Collected data entries
··········
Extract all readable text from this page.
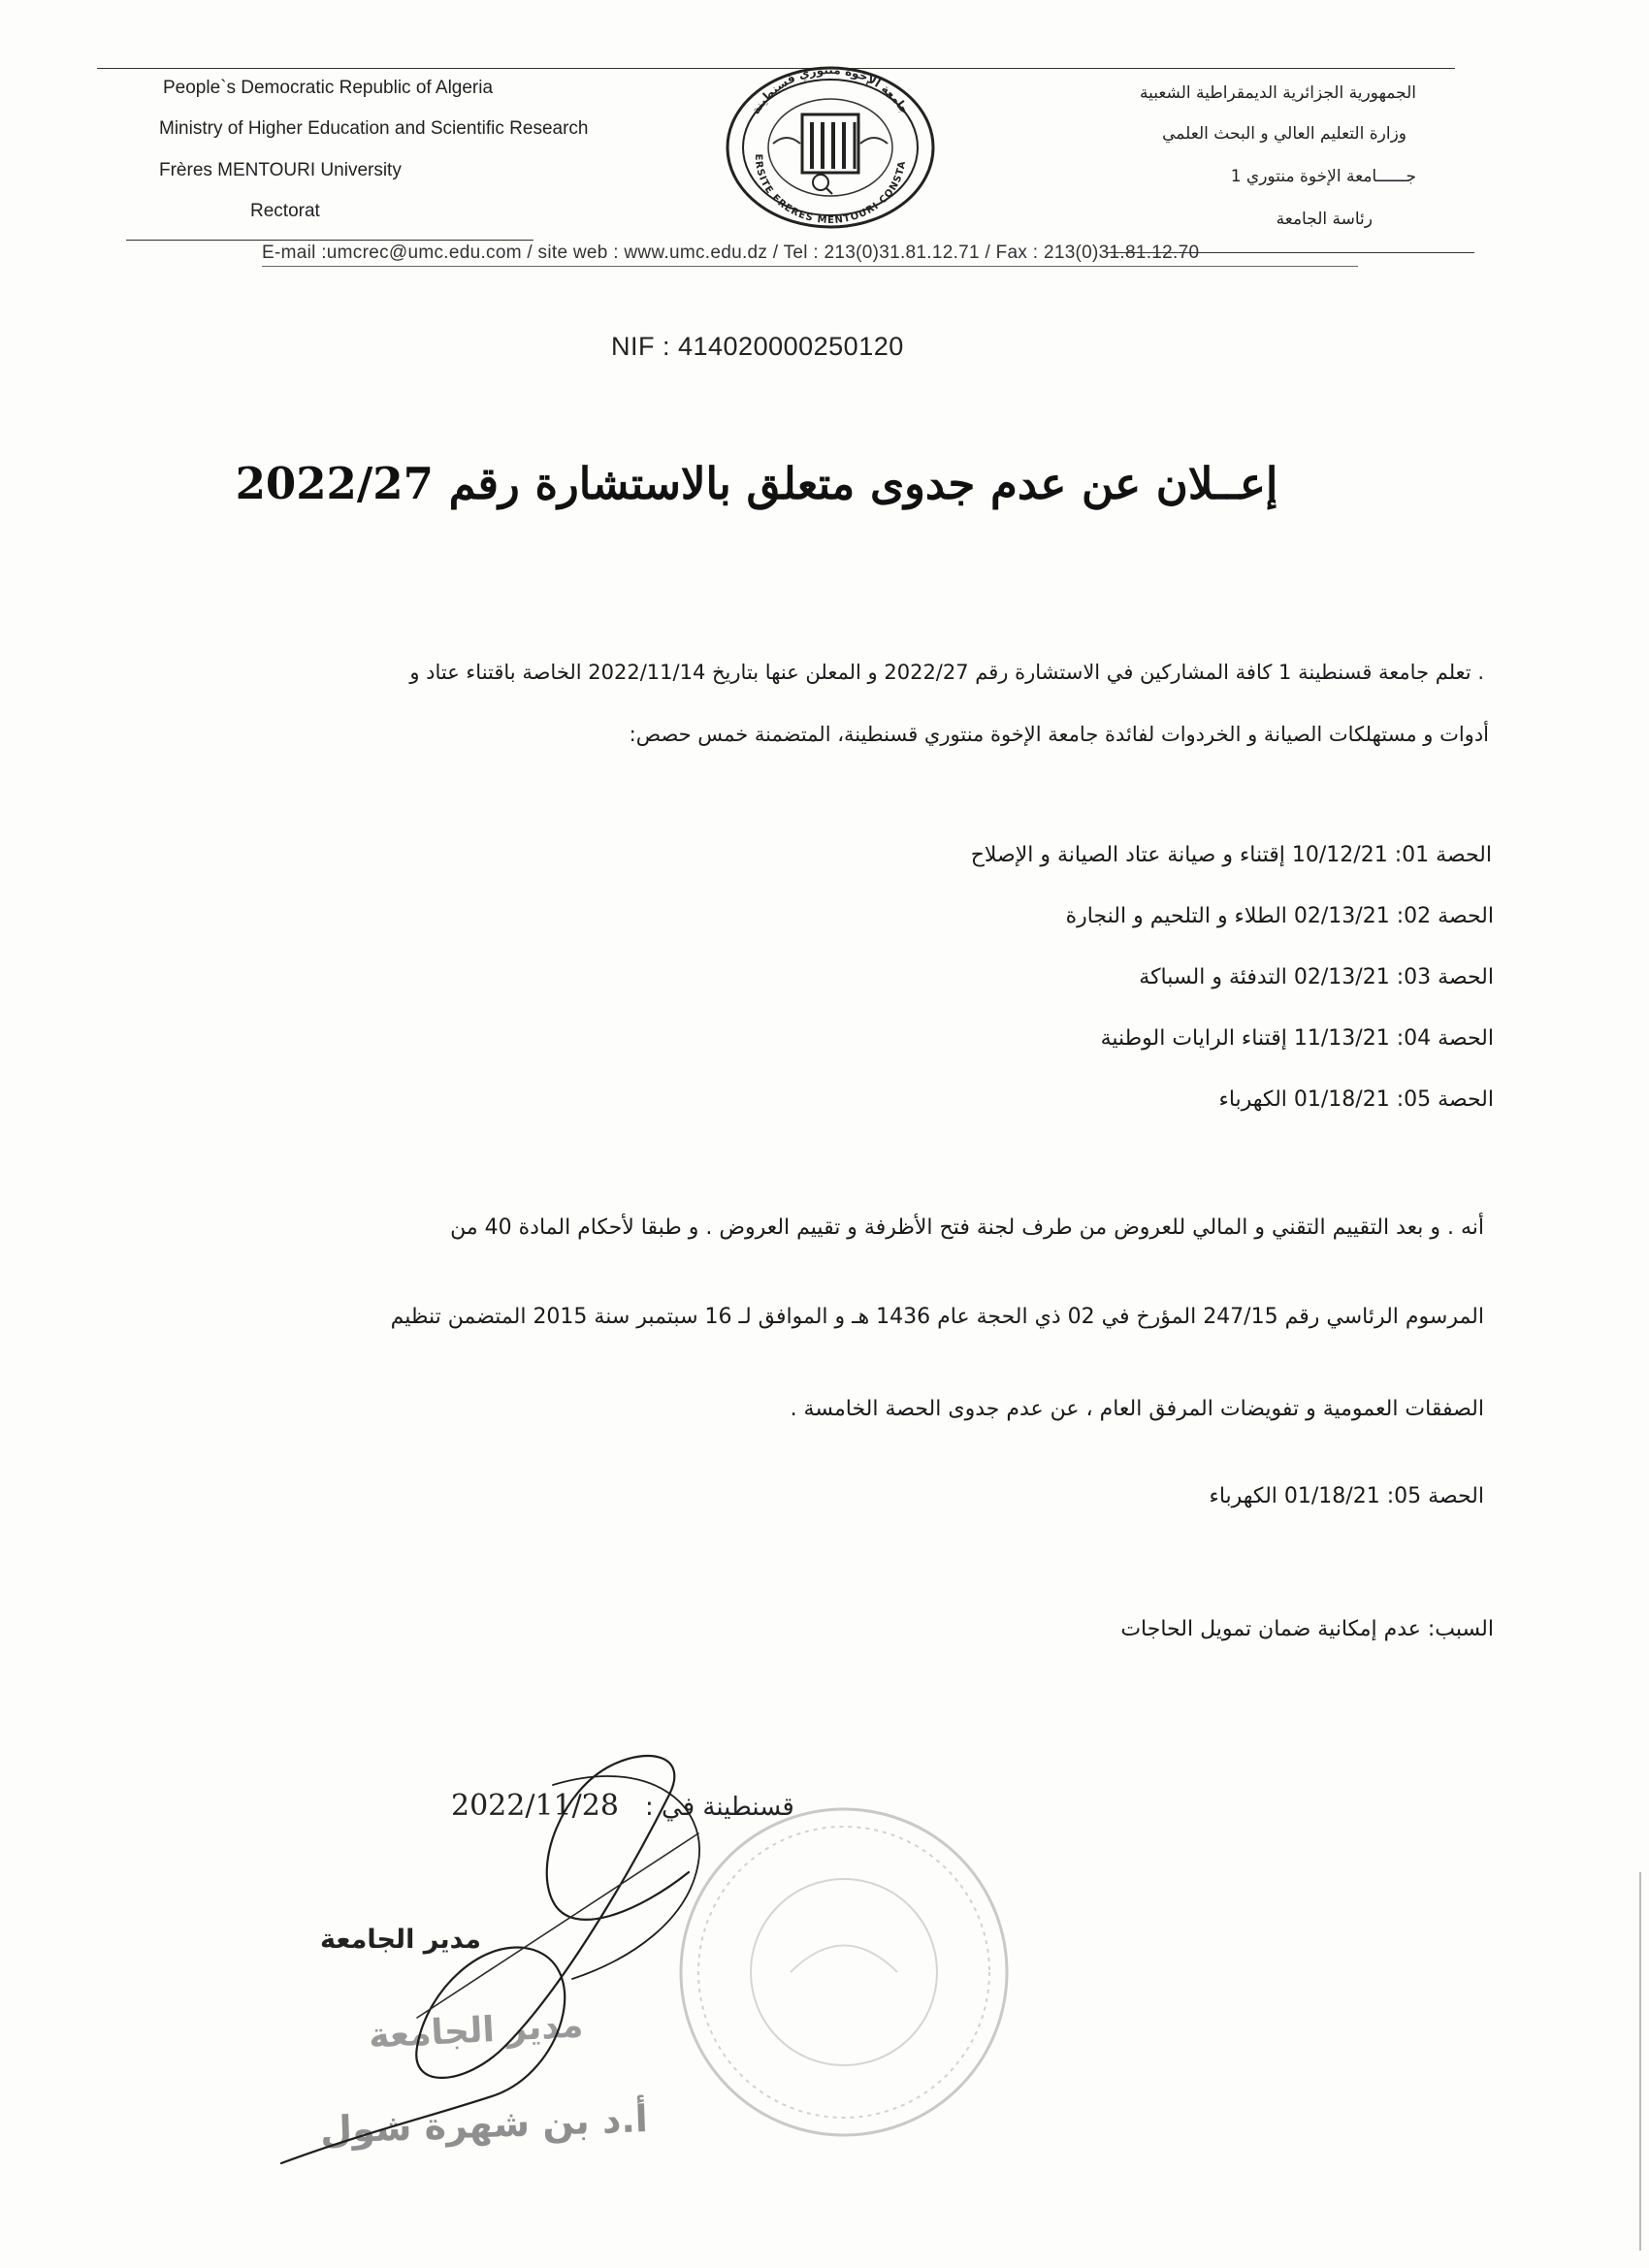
People`s Democratic Republic of Algeria
Ministry of Higher Education and Scientific Research
Frères MENTOURI University
Rectorat
الجمهورية الجزائرية الديمقراطية الشعبية
وزارة التعليم العالي و البحث العلمي
جــــــامعة الإخوة منتوري 1
رئاسة الجامعة
ERSITE FRERES MENTOURI CONSTA
جامعة الإخوة منتوري قسنطينة
E-mail :umcrec@umc.edu.com / site web : www.umc.edu.dz / Tel : 213(0)31.81.12.71 / Fax : 213(0)31.81.12.70
NIF : 414020000250120
إعــلان عن عدم جدوى متعلق بالاستشارة رقم 2022/27
. تعلم جامعة قسنطينة 1 كافة المشاركين في الاستشارة رقم 2022/27 و المعلن عنها بتاريخ 2022/11/14 الخاصة باقتناء عتاد و
أدوات و مستهلكات الصيانة و الخردوات لفائدة جامعة الإخوة منتوري قسنطينة، المتضمنة خمس حصص:
الحصة 01: 10/12/21 إقتناء و صيانة عتاد الصيانة و الإصلاح
الحصة 02: 02/13/21 الطلاء و التلحيم و النجارة
الحصة 03: 02/13/21 التدفئة و السباكة
الحصة 04: 11/13/21 إقتناء الرايات الوطنية
الحصة 05: 01/18/21 الكهرباء
أنه . و بعد التقييم التقني و المالي للعروض من طرف لجنة فتح الأظرفة و تقييم العروض . و طبقا لأحكام المادة 40 من
المرسوم الرئاسي رقم 247/15 المؤرخ في 02 ذي الحجة عام 1436 هـ و الموافق لـ 16 سبتمبر سنة 2015 المتضمن تنظيم
الصفقات العمومية و تفويضات المرفق العام ، عن عدم جدوى الحصة الخامسة .
الحصة 05: 01/18/21 الكهرباء
السبب: عدم إمكانية ضمان تمويل الحاجات
قسنطينة في :
2022/11/28
مدير الجامعة
مدير الجامعة
أ.د بن شهرة شول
··········
• EXERCISE REQUIREMENTS: Check each line above for "قسنطينة" and return the ones that have it.

• COMPLETE OUTPUT:
جامعة الإخوة منتوري قسنطينة
. تعلم جامعة قسنطينة 1 كافة المشاركين في الاستشارة رقم 2022/27 و المعلن عنها بتاريخ 2022/11/14 الخاصة باقتناء عتاد و
أدوات و مستهلكات الصيانة و الخردوات لفائدة جامعة الإخوة منتوري قسنطينة، المتضمنة خمس حصص:
قسنطينة في :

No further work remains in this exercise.